— Problem statement —
Can you retype every record below exactly as written?

— Information shown —
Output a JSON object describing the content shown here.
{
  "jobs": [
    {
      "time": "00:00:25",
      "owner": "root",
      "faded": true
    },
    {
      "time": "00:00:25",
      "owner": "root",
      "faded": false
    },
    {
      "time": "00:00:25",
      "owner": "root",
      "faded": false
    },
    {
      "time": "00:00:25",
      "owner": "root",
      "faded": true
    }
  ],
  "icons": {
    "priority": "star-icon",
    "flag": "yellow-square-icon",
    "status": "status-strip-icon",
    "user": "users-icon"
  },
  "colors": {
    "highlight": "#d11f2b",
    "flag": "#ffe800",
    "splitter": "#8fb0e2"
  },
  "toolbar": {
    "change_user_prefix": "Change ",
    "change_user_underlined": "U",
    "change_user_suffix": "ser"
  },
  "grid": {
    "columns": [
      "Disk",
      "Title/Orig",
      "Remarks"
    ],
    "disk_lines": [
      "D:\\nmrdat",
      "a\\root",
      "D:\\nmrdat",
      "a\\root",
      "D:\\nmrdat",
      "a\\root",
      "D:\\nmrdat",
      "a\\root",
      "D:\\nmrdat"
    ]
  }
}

— Written response —
Output a JSON object describing the content shown here.
{
  "jobs": [
    {
      "time": "00:00:25",
      "owner": "root",
      "faded": true
    },
    {
      "time": "00:00:25",
      "owner": "root",
      "faded": false
    },
    {
      "time": "00:00:25",
      "owner": "root",
      "faded": false
    },
    {
      "time": "00:00:25",
      "owner": "root",
      "faded": true
    }
  ],
  "icons": {
    "priority": "star-icon",
    "flag": "yellow-square-icon",
    "status": "status-strip-icon",
    "user": "users-icon"
  },
  "colors": {
    "highlight": "#d11f2b",
    "flag": "#ffe800",
    "splitter": "#8fb0e2"
  },
  "toolbar": {
    "change_user_prefix": "Change ",
    "change_user_underlined": "U",
    "change_user_suffix": "ser"
  },
  "grid": {
    "columns": [
      "Disk",
      "Title/Orig",
      "Remarks"
    ],
    "disk_lines": [
      "D:\\nmrdat",
      "a\\root",
      "D:\\nmrdat",
      "a\\root",
      "D:\\nmrdat",
      "a\\root",
      "D:\\nmrdat",
      "a\\root",
      "D:\\nmrdat"
    ]
  }
}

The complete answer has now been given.